__AIM__.
From the listing, collect all lines containing the word "Minimum".

Excerpt from a dataset:
⁂

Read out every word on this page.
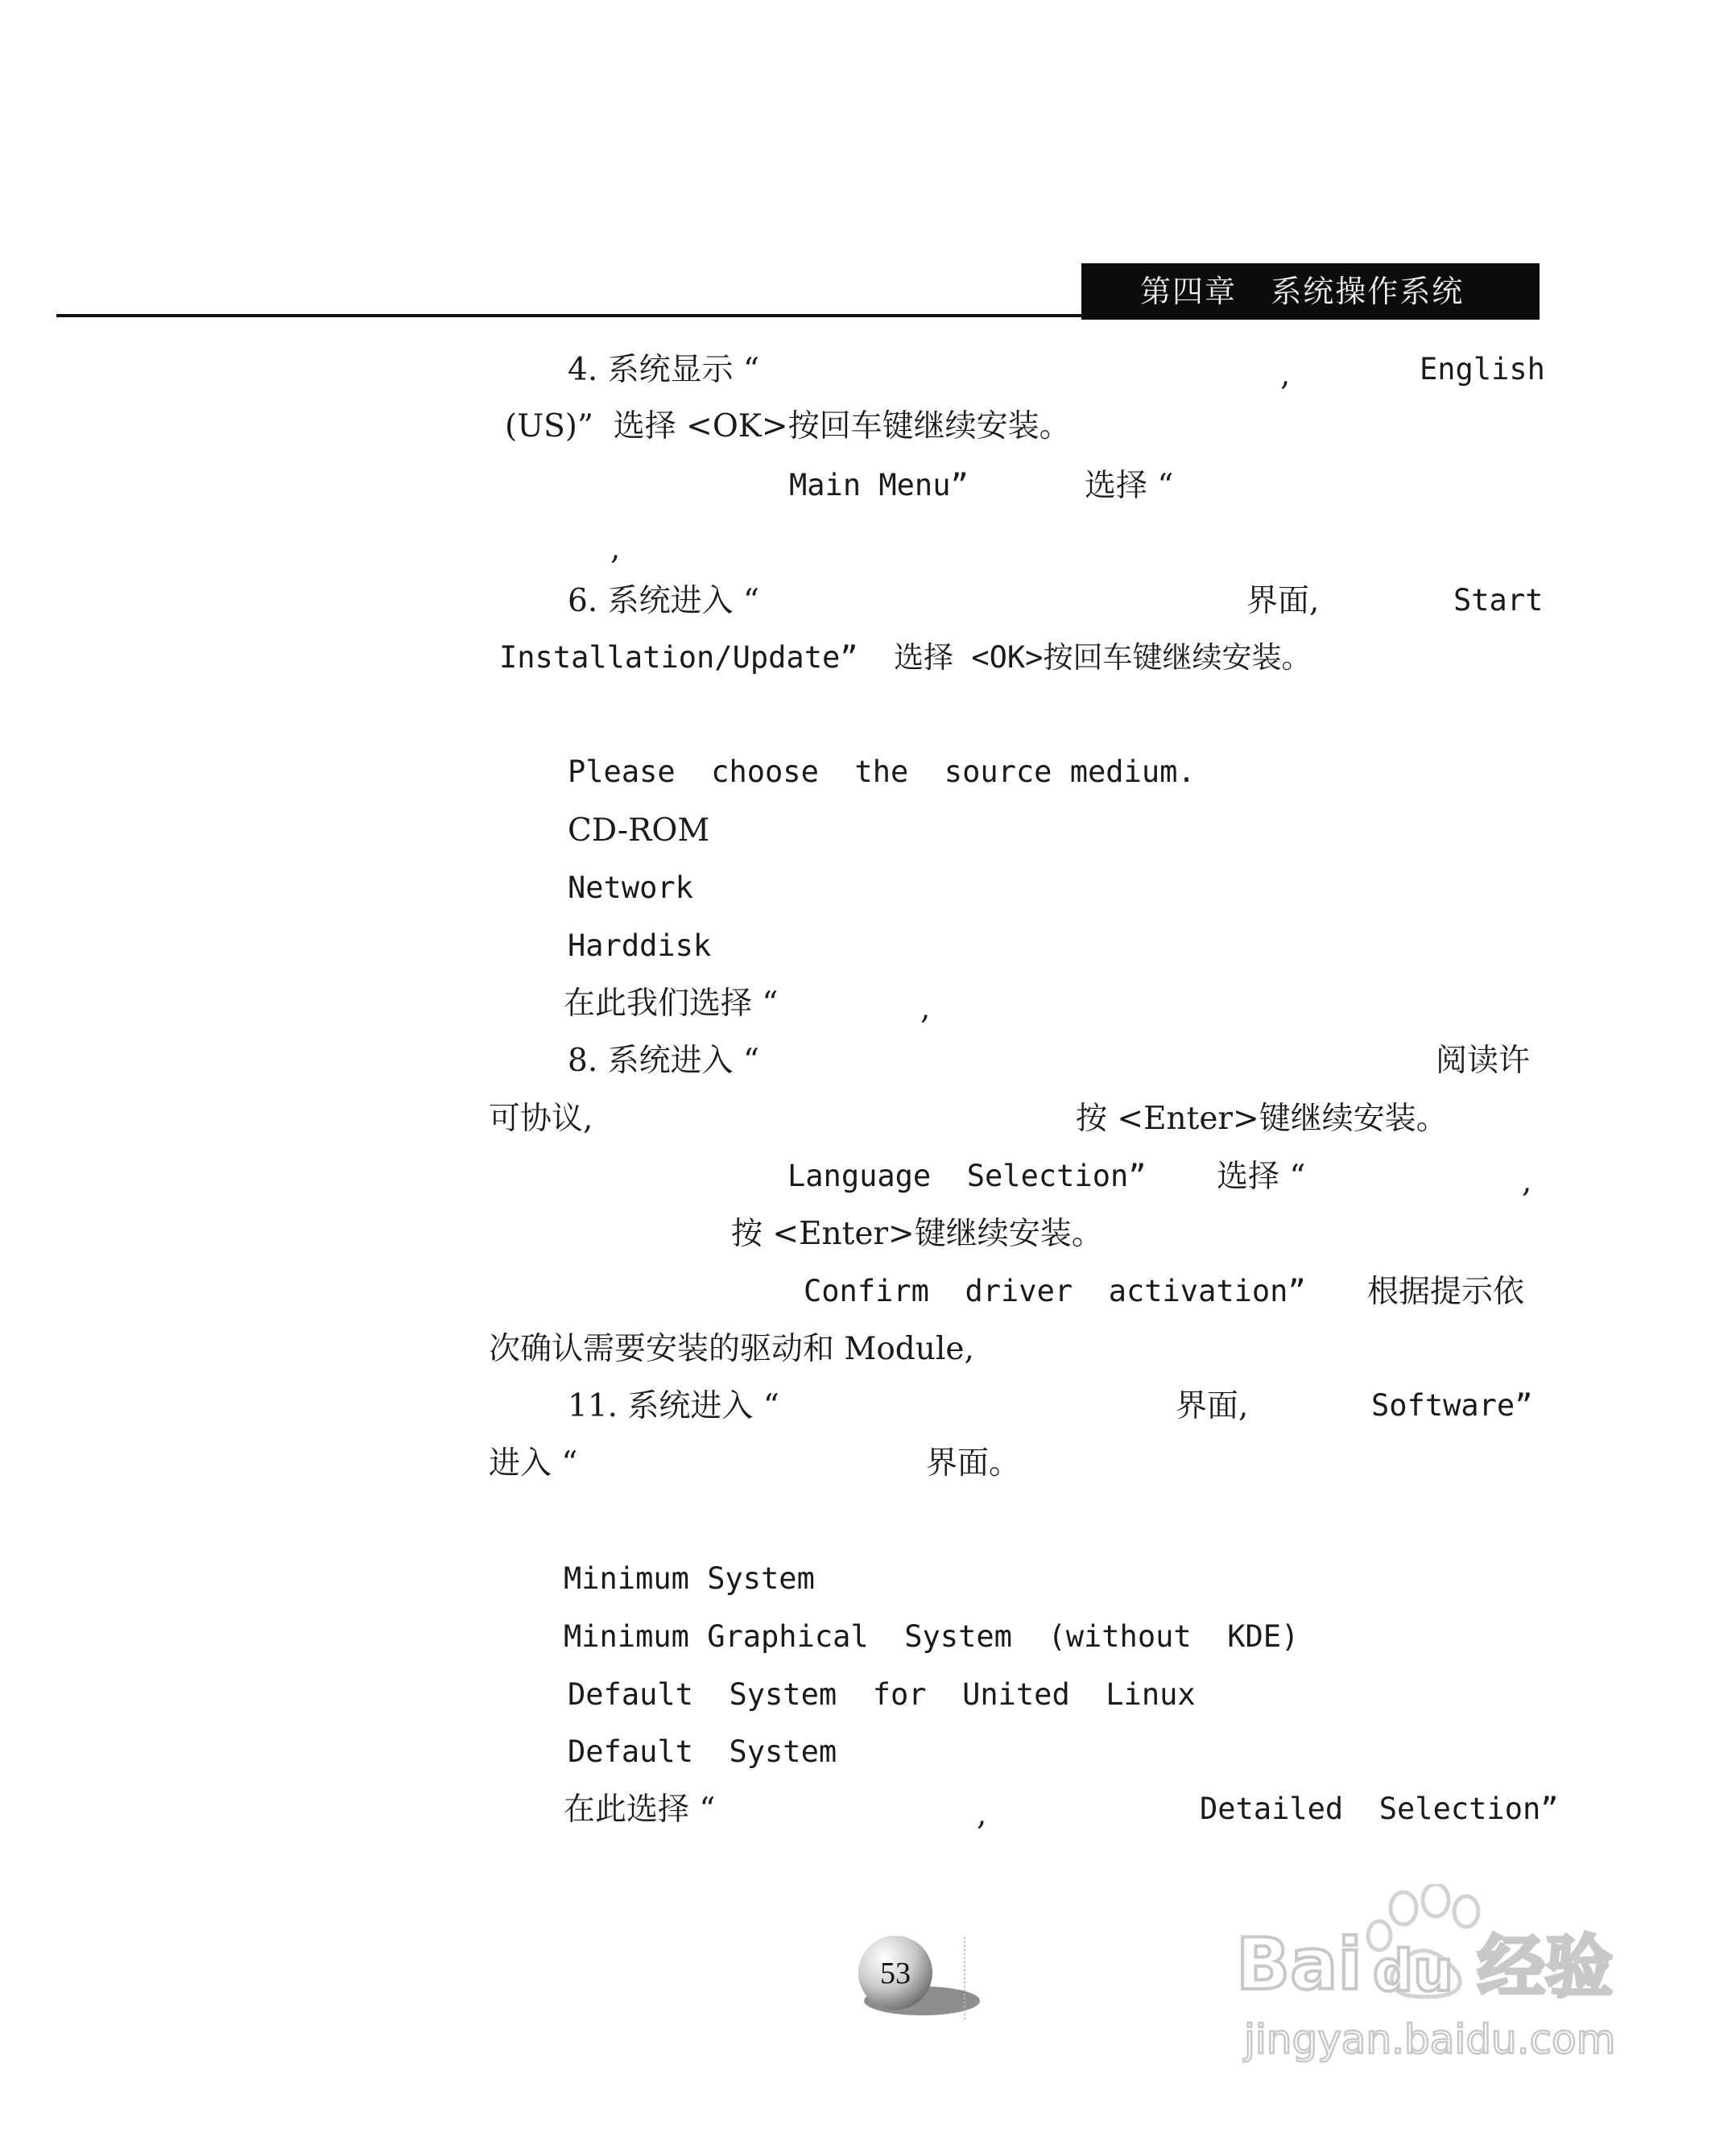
第四章   系统操作系统
4. 系统显示 “	,	English
(US)”  选择 <OK>按回车键继续安装。
Main Menu”	选择 “
,
6. 系统进入 “	界面,	Start
Installation/Update”  选择 <OK>按回车键继续安装。
Please  choose  the  source medium.
CD-ROM
Network
Harddisk
在此我们选择 “	,
8. 系统进入 “	阅读许
可协议,	按 <Enter>键继续安装。
Language  Selection” 选择 “	,
按 <Enter>键继续安装。
Confirm  driver  activation” 根据提示依
次确认需要安装的驱动和 Module,
11. 系统进入 “	界面,	Software”
进入 “	界面。
Minimum System
Minimum Graphical  System  (without  KDE)
Default  System  for  United  Linux
Default  System
在此选择 “	,	Detailed  Selection”
53	Bai du 经验
jingyan.baidu.com
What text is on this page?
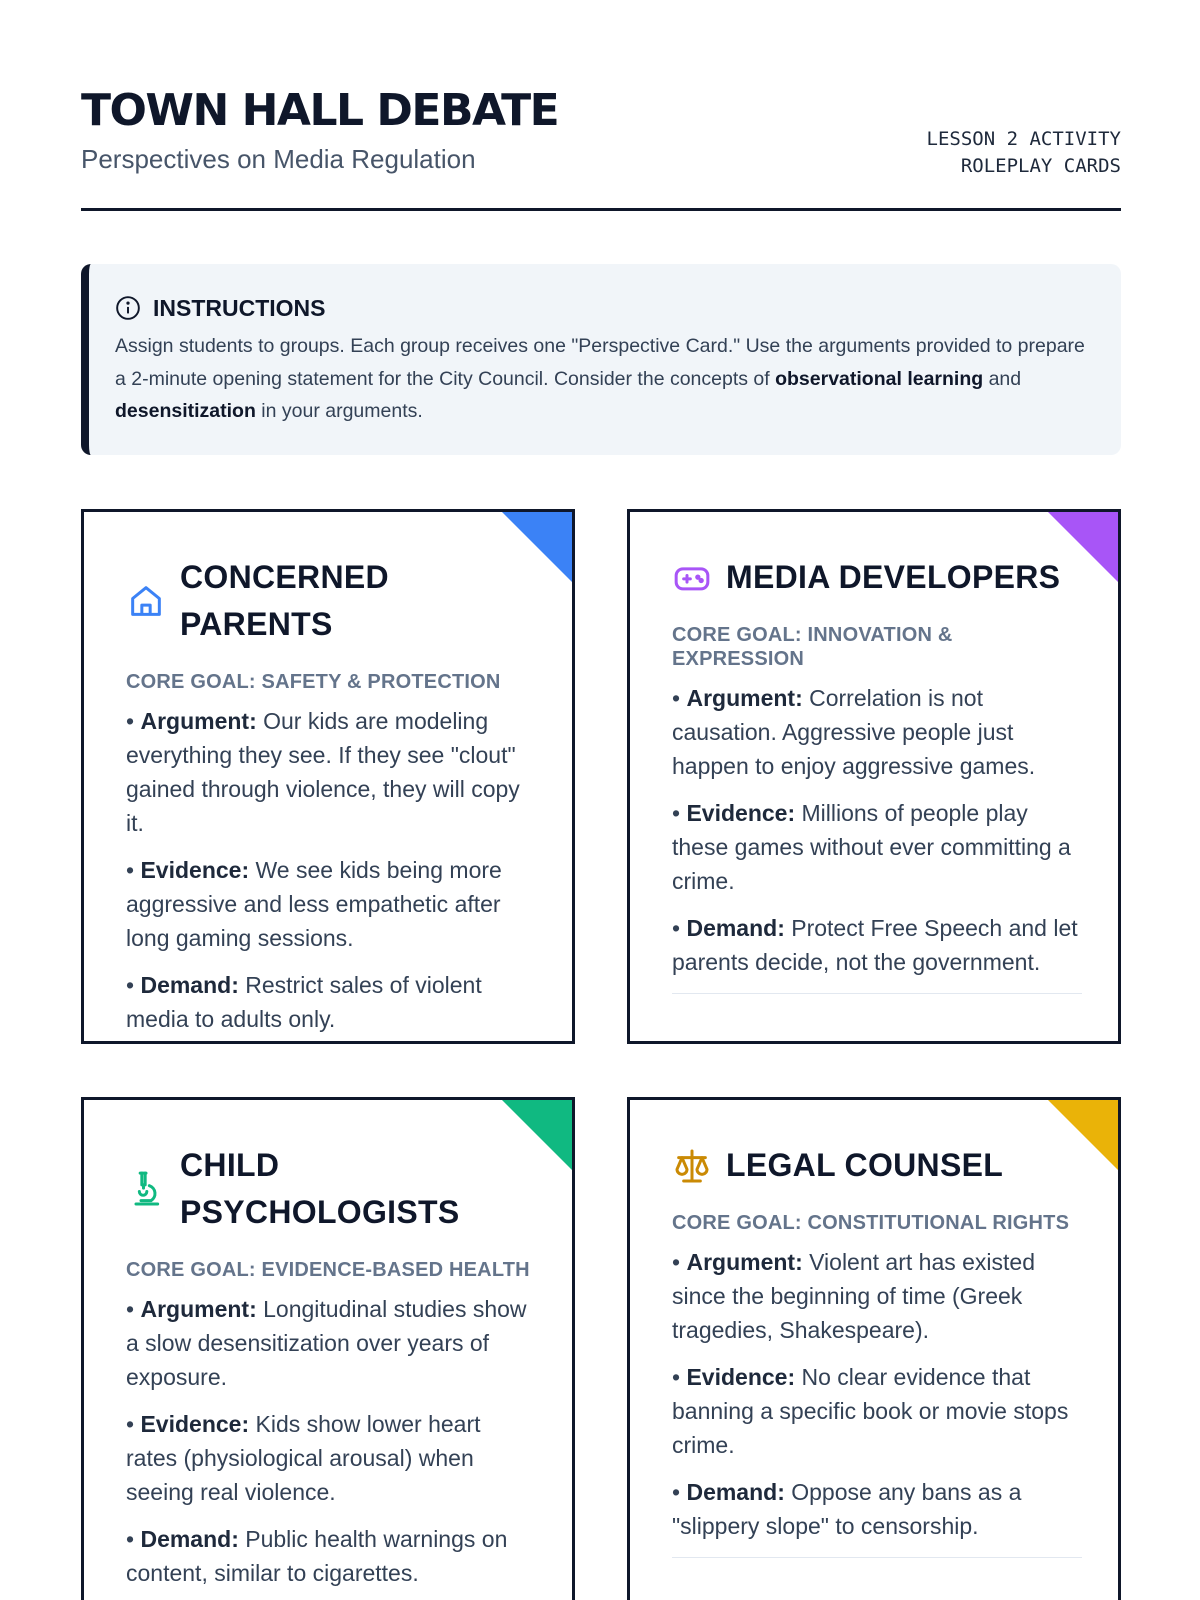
TOWN HALL DEBATE
Perspectives on Media Regulation
LESSON 2 ACTIVITY
ROLEPLAY CARDS
INSTRUCTIONS
Assign students to groups. Each group receives one "Perspective Card." Use the arguments provided to prepare a 2-minute opening statement for the City Council. Consider the concepts of observational learning and desensitization in your arguments.
CONCERNED PARENTS
CORE GOAL: SAFETY & PROTECTION
• Argument: Our kids are modeling everything they see. If they see "clout" gained through violence, they will copy it.
• Evidence: We see kids being more aggressive and less empathetic after long gaming sessions.
• Demand: Restrict sales of violent media to adults only.
MEDIA DEVELOPERS
CORE GOAL: INNOVATION & EXPRESSION
• Argument: Correlation is not causation. Aggressive people just happen to enjoy aggressive games.
• Evidence: Millions of people play these games without ever committing a crime.
• Demand: Protect Free Speech and let parents decide, not the government.
CHILD PSYCHOLOGISTS
CORE GOAL: EVIDENCE-BASED HEALTH
• Argument: Longitudinal studies show a slow desensitization over years of exposure.
• Evidence: Kids show lower heart rates (physiological arousal) when seeing real violence.
• Demand: Public health warnings on content, similar to cigarettes.
LEGAL COUNSEL
CORE GOAL: CONSTITUTIONAL RIGHTS
• Argument: Violent art has existed since the beginning of time (Greek tragedies, Shakespeare).
• Evidence: No clear evidence that banning a specific book or movie stops crime.
• Demand: Oppose any bans as a "slippery slope" to censorship.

⁂

__EXERCISE OUTPUT__.
Minimum System
Minimum Graphical  System  (without  KDE)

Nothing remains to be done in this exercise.